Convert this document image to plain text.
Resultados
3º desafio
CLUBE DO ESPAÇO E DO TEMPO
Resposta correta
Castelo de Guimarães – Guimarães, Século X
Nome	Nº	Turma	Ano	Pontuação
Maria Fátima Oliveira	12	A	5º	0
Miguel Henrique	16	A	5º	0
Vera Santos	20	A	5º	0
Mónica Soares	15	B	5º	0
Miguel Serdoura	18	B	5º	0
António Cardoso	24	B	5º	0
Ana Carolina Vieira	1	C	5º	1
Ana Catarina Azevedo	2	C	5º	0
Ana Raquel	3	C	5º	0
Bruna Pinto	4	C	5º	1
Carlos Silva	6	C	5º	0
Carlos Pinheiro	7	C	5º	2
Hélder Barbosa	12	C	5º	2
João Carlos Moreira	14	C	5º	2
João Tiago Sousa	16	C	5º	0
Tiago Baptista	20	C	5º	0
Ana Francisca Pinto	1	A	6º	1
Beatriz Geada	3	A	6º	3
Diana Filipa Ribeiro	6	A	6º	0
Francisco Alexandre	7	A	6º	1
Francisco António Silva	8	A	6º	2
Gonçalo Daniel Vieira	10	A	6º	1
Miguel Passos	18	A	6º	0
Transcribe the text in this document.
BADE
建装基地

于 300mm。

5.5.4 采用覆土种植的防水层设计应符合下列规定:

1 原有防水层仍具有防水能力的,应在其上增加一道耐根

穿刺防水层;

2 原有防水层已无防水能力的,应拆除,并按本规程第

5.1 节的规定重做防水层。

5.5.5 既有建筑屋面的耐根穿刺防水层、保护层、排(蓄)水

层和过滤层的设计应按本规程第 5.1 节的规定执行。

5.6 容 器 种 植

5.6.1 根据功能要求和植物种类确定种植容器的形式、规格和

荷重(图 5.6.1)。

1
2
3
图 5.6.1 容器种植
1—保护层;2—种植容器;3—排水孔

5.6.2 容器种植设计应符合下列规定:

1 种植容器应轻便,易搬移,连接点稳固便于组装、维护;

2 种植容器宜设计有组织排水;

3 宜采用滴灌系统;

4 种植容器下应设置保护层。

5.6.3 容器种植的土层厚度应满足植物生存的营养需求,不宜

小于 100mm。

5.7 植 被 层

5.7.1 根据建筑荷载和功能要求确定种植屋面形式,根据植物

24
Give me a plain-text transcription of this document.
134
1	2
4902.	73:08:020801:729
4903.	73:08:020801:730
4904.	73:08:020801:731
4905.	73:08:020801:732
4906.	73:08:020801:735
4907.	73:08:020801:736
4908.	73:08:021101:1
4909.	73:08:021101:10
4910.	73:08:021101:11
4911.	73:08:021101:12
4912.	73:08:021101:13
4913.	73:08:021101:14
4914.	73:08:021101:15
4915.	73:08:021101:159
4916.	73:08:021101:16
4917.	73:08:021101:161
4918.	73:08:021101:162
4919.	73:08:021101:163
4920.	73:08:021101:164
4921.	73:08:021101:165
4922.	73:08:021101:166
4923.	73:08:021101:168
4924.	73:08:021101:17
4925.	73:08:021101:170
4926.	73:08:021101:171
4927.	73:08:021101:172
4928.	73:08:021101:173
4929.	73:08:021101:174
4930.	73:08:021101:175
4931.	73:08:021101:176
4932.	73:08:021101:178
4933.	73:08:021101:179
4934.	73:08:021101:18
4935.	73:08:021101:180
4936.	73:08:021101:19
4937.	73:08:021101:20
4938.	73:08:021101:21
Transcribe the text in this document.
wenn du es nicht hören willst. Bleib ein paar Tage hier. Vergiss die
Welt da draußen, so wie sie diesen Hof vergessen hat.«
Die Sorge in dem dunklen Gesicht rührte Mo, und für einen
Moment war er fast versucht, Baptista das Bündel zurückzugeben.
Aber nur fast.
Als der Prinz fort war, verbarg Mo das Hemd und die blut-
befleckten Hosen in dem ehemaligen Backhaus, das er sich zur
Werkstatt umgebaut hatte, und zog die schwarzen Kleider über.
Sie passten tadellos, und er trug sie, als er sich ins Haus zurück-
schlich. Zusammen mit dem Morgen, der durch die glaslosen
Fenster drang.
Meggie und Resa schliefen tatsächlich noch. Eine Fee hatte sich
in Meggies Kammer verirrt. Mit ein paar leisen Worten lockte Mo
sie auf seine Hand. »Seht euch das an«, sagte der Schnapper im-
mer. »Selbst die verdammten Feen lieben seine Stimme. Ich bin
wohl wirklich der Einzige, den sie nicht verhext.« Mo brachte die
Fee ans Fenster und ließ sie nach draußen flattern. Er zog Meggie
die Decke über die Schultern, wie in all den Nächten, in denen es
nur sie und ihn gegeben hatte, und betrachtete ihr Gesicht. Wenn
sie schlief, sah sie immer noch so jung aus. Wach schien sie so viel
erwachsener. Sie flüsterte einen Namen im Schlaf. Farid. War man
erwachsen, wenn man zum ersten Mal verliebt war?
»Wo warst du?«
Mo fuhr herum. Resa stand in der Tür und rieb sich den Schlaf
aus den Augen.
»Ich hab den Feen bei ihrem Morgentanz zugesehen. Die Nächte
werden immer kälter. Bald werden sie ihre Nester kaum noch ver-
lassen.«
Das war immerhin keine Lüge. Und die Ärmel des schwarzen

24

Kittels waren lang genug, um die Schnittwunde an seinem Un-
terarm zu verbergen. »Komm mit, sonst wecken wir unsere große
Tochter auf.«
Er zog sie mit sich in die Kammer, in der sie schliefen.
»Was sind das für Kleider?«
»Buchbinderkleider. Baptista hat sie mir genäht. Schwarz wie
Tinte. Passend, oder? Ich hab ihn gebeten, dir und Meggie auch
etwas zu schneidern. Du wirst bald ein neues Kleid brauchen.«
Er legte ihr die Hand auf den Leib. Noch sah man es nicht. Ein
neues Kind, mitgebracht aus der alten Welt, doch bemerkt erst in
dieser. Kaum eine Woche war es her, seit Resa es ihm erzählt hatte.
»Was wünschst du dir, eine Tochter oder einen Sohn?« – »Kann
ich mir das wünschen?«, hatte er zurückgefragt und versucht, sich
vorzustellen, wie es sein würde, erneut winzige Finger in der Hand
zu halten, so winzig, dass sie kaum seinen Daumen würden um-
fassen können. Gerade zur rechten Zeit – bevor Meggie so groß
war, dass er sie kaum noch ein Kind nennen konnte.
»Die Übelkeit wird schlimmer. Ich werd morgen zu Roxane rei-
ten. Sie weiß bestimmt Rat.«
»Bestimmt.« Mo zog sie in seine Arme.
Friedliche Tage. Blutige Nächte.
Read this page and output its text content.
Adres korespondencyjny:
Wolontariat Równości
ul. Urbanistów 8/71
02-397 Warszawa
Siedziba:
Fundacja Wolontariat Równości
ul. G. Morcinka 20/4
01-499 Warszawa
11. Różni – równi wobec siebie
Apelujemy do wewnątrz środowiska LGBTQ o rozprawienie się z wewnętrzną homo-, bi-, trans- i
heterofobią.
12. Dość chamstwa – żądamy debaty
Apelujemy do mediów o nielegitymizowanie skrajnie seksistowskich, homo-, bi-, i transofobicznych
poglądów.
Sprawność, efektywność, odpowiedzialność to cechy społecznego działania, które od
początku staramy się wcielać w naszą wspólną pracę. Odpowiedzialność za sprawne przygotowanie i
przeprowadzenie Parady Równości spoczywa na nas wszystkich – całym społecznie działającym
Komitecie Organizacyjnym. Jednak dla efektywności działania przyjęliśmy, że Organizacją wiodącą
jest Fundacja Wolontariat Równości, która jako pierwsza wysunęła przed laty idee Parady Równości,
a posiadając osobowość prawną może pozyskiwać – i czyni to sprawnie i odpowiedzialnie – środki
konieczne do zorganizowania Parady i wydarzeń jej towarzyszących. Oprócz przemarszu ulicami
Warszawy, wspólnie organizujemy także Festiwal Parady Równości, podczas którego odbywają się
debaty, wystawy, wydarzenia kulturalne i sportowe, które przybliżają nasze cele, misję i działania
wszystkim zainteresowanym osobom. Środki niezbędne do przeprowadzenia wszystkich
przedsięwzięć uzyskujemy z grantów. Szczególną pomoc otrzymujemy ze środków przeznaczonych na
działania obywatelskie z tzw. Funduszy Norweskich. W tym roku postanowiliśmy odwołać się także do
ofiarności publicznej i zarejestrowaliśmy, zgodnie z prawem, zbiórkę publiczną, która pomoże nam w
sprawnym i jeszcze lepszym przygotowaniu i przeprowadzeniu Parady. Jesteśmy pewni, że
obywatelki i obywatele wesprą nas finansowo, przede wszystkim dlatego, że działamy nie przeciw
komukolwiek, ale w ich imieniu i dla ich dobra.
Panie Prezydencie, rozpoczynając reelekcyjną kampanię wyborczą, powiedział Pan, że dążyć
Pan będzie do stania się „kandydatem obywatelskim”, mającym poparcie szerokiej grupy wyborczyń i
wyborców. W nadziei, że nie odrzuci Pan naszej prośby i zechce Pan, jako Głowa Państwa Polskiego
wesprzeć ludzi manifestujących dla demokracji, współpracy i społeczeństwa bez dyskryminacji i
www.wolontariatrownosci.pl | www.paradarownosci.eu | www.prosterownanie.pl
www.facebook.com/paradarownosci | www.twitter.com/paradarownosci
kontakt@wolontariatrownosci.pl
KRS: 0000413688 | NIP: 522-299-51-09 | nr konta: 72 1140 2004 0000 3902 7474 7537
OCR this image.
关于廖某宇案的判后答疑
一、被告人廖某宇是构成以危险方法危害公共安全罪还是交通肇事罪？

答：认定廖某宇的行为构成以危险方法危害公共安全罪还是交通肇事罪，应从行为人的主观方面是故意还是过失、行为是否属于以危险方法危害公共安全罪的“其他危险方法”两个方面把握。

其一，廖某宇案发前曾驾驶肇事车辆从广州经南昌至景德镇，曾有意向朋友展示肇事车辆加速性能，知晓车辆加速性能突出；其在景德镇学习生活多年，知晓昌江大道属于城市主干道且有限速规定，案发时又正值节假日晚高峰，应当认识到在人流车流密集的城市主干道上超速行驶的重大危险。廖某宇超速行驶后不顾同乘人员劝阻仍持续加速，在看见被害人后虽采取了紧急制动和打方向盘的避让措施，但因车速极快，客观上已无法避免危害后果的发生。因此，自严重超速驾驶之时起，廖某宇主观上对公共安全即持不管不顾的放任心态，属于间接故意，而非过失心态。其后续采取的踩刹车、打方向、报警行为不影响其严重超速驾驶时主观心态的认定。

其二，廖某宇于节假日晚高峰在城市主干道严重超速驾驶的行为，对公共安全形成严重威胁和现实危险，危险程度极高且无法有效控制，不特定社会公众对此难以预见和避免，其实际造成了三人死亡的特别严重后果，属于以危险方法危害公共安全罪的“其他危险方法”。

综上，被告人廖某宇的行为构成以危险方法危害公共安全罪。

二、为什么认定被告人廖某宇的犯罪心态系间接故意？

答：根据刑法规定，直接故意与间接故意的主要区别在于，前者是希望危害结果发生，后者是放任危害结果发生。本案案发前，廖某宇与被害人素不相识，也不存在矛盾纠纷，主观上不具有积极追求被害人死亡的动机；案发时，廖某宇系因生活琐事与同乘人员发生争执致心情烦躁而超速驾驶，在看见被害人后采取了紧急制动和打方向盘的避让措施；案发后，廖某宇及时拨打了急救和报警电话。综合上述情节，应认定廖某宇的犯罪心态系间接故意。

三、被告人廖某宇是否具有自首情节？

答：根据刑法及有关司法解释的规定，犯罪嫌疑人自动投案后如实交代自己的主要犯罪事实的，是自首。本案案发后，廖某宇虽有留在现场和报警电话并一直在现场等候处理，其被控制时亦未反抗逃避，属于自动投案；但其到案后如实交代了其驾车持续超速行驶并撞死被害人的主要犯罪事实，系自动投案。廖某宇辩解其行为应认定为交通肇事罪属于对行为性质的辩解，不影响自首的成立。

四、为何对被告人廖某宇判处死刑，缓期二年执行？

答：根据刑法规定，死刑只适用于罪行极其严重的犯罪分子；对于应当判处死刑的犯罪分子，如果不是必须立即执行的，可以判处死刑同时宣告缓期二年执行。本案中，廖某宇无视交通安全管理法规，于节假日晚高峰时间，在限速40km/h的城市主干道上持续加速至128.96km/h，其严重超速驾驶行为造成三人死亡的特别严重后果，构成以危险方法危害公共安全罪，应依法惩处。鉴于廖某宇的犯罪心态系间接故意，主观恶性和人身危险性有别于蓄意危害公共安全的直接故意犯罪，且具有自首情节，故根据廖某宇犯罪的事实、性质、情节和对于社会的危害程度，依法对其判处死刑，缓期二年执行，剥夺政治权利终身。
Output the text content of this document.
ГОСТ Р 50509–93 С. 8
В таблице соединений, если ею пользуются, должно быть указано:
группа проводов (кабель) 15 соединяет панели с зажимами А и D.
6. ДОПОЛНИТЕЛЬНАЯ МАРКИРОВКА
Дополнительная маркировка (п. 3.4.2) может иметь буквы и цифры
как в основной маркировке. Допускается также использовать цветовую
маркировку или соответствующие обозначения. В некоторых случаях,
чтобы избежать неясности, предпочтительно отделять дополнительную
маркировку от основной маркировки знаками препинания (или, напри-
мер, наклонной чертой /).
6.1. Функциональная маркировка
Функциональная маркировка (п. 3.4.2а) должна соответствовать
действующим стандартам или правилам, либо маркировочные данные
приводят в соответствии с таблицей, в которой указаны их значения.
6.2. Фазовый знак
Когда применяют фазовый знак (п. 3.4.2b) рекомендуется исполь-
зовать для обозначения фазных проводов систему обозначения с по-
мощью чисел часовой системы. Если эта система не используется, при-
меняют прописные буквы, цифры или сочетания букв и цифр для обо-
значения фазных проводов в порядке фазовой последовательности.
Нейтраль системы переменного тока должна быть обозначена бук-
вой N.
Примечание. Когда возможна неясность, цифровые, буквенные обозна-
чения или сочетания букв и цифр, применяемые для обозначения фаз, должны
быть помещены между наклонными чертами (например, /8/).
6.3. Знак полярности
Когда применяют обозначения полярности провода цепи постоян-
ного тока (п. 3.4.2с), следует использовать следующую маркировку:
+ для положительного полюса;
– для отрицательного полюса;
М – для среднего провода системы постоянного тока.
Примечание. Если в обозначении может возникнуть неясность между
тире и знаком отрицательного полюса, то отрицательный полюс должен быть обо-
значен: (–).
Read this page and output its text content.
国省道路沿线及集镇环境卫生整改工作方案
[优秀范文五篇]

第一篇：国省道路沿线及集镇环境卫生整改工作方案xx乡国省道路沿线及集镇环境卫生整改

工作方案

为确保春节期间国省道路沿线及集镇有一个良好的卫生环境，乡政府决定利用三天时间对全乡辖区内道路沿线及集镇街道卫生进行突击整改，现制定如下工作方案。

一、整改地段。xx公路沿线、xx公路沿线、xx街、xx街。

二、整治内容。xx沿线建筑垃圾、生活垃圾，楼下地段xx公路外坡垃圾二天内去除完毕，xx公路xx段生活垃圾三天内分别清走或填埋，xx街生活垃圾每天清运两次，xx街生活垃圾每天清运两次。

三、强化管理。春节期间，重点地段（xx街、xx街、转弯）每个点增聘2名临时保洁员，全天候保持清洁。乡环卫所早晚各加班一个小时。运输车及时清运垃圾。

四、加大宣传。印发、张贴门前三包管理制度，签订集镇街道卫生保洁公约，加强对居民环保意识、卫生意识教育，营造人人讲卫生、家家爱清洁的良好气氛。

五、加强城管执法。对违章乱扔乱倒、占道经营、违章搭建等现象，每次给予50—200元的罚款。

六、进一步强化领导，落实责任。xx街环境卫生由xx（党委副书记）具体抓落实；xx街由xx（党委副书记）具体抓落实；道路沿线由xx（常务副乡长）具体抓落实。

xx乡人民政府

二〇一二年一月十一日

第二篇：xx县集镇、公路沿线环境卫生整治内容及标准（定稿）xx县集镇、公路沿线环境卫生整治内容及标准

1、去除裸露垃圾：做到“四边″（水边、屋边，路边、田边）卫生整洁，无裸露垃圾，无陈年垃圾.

══════

=== WHAT YOU WILL DO ===
Locate the word "сочетания" in the data above. Copy every line carrying it.

=== OUTPUT ===
меняют прописные буквы, цифры или сочетания букв и цифр для обо-
чения или сочетания букв и цифр, применяемые для обозначения фаз, должны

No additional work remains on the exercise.